THE PROBLEM: Transcribe the listing word for word.

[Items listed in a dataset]
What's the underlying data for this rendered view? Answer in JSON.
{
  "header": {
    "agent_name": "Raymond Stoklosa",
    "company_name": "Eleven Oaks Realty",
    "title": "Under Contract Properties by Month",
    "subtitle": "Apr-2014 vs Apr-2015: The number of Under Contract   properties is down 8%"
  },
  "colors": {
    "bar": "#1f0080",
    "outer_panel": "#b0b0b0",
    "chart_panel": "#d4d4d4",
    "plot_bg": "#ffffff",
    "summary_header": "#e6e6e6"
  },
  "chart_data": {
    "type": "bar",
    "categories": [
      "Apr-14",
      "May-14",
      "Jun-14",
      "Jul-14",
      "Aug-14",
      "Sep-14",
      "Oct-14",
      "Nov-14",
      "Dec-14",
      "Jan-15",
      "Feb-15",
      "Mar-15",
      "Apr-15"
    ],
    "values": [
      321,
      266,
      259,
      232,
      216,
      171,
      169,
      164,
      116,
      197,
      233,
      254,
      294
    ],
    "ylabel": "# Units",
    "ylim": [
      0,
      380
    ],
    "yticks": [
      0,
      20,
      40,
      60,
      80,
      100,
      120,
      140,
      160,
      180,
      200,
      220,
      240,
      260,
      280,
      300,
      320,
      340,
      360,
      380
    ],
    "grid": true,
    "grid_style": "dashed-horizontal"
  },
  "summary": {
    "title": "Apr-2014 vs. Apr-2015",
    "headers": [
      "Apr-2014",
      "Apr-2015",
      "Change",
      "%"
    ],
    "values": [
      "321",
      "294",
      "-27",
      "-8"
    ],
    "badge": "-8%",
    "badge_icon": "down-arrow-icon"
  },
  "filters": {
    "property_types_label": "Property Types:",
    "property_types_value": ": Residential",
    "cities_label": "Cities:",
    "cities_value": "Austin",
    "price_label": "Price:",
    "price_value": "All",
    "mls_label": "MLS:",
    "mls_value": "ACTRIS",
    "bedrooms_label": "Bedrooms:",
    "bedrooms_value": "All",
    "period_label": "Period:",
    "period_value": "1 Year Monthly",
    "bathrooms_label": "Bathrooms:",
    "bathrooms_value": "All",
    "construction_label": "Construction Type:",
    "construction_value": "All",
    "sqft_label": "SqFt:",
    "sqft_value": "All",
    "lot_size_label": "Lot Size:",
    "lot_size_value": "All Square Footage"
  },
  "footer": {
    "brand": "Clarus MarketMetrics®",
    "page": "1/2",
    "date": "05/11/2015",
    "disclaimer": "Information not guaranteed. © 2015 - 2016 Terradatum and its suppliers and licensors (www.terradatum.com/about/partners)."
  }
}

EXERCISE ANSWER:
What's the underlying data for this rendered view? Answer in JSON.
{
  "header": {
    "agent_name": "Raymond Stoklosa",
    "company_name": "Eleven Oaks Realty",
    "title": "Under Contract Properties by Month",
    "subtitle": "Apr-2014 vs Apr-2015: The number of Under Contract   properties is down 8%"
  },
  "colors": {
    "bar": "#1f0080",
    "outer_panel": "#b0b0b0",
    "chart_panel": "#d4d4d4",
    "plot_bg": "#ffffff",
    "summary_header": "#e6e6e6"
  },
  "chart_data": {
    "type": "bar",
    "categories": [
      "Apr-14",
      "May-14",
      "Jun-14",
      "Jul-14",
      "Aug-14",
      "Sep-14",
      "Oct-14",
      "Nov-14",
      "Dec-14",
      "Jan-15",
      "Feb-15",
      "Mar-15",
      "Apr-15"
    ],
    "values": [
      321,
      266,
      259,
      232,
      216,
      171,
      169,
      164,
      116,
      197,
      233,
      254,
      294
    ],
    "ylabel": "# Units",
    "ylim": [
      0,
      380
    ],
    "yticks": [
      0,
      20,
      40,
      60,
      80,
      100,
      120,
      140,
      160,
      180,
      200,
      220,
      240,
      260,
      280,
      300,
      320,
      340,
      360,
      380
    ],
    "grid": true,
    "grid_style": "dashed-horizontal"
  },
  "summary": {
    "title": "Apr-2014 vs. Apr-2015",
    "headers": [
      "Apr-2014",
      "Apr-2015",
      "Change",
      "%"
    ],
    "values": [
      "321",
      "294",
      "-27",
      "-8"
    ],
    "badge": "-8%",
    "badge_icon": "down-arrow-icon"
  },
  "filters": {
    "property_types_label": "Property Types:",
    "property_types_value": ": Residential",
    "cities_label": "Cities:",
    "cities_value": "Austin",
    "price_label": "Price:",
    "price_value": "All",
    "mls_label": "MLS:",
    "mls_value": "ACTRIS",
    "bedrooms_label": "Bedrooms:",
    "bedrooms_value": "All",
    "period_label": "Period:",
    "period_value": "1 Year Monthly",
    "bathrooms_label": "Bathrooms:",
    "bathrooms_value": "All",
    "construction_label": "Construction Type:",
    "construction_value": "All",
    "sqft_label": "SqFt:",
    "sqft_value": "All",
    "lot_size_label": "Lot Size:",
    "lot_size_value": "All Square Footage"
  },
  "footer": {
    "brand": "Clarus MarketMetrics®",
    "page": "1/2",
    "date": "05/11/2015",
    "disclaimer": "Information not guaranteed. © 2015 - 2016 Terradatum and its suppliers and licensors (www.terradatum.com/about/partners)."
  }
}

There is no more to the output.